Find the word "Yangtse" in the material below and gather every line that contains it.

= = = = = = =

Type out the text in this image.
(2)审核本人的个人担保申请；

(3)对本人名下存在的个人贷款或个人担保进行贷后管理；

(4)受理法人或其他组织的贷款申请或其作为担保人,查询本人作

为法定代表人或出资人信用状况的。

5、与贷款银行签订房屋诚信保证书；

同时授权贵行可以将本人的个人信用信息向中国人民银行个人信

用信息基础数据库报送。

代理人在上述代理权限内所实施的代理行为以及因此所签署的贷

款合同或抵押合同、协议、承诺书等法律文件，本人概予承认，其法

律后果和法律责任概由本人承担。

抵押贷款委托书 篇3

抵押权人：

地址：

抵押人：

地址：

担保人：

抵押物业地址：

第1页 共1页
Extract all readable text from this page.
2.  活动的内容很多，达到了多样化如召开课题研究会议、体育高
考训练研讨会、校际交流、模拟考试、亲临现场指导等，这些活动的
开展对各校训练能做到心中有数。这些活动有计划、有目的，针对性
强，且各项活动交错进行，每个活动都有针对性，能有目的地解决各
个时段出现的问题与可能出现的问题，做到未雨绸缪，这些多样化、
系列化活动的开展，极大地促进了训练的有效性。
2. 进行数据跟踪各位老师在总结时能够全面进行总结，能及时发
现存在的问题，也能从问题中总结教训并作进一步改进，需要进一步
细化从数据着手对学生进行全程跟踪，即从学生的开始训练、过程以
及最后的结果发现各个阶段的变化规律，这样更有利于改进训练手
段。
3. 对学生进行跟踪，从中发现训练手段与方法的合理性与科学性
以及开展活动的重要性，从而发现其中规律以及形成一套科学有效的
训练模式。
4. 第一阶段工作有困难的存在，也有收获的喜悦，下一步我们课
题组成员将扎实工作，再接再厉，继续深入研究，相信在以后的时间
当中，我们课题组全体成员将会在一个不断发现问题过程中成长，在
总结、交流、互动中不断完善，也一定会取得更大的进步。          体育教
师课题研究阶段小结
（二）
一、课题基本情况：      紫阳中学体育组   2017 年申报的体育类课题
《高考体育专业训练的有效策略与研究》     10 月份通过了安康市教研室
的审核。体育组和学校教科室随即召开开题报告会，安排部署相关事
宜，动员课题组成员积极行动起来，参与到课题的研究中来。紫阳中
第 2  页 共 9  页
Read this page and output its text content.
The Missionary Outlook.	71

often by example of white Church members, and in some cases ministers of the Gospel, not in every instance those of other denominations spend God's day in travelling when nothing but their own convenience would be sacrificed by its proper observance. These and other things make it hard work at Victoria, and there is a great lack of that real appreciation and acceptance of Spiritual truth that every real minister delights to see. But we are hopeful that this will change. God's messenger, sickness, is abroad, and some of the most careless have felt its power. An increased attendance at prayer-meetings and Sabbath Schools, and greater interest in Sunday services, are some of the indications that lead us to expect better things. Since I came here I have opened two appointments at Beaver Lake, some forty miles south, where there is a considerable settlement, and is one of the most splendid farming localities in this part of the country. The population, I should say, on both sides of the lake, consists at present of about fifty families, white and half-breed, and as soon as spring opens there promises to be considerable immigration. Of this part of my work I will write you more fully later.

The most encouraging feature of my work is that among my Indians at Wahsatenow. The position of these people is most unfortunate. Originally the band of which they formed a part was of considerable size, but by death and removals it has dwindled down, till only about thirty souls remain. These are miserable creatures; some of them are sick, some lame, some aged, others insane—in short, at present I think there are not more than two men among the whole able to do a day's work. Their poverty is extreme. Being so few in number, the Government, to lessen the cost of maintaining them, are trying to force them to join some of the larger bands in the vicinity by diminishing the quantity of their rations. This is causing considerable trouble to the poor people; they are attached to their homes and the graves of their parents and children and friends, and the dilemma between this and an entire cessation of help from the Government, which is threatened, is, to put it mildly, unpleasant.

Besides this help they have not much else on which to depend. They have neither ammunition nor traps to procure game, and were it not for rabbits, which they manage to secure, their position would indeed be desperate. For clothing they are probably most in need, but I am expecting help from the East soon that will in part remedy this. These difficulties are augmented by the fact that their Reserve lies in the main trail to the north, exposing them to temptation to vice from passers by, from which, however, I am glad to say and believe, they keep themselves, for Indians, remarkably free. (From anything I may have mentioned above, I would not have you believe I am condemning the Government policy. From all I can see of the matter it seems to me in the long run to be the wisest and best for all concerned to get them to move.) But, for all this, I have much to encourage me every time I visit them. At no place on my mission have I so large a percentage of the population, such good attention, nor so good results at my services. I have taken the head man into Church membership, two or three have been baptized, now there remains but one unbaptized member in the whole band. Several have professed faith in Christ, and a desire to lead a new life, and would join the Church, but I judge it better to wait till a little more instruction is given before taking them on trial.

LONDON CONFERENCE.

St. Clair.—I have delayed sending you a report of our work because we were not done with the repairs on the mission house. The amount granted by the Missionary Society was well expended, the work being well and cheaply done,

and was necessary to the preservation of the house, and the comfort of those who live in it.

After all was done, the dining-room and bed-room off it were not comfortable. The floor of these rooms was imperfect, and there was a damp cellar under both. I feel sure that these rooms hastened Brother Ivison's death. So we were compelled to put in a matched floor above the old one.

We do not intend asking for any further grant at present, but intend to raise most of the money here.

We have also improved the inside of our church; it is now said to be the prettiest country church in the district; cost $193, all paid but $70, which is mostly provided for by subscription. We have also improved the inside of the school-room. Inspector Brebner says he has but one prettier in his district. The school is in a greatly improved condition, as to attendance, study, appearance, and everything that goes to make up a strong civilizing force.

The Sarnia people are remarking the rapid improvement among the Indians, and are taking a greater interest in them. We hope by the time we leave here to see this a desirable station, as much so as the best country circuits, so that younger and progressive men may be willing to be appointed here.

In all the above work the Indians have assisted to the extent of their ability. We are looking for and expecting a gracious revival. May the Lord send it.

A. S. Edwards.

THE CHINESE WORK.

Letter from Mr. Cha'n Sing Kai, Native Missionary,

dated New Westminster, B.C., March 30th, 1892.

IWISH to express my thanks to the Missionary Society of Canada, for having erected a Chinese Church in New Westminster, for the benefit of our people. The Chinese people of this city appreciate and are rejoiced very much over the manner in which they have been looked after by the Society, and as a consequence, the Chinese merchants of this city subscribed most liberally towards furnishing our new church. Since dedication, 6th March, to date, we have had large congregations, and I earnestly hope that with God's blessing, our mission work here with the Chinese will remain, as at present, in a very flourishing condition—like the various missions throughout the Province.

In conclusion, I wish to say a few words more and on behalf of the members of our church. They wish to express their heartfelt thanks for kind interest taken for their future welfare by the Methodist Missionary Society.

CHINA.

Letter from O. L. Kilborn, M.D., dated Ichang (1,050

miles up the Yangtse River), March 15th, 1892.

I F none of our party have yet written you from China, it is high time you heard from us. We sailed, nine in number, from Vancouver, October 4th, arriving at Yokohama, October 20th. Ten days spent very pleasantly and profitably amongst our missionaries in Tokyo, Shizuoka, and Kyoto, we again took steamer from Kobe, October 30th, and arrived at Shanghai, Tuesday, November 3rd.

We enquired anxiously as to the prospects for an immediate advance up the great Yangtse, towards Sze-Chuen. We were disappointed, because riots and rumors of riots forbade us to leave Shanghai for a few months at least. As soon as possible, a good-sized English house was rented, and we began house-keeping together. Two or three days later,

= = = = = = =

RESPONSE TO THIS TASK:
miles up the Yangtse River), March 15th, 1892.
We enquired anxiously as to the prospects for an immediate advance up the great Yangtse, towards Sze-Chuen. We were disappointed, because riots and rumors of riots forbade us to leave Shanghai for a few months at least. As soon as possible, a good-sized English house was rented, and we began house-keeping together. Two or three days later,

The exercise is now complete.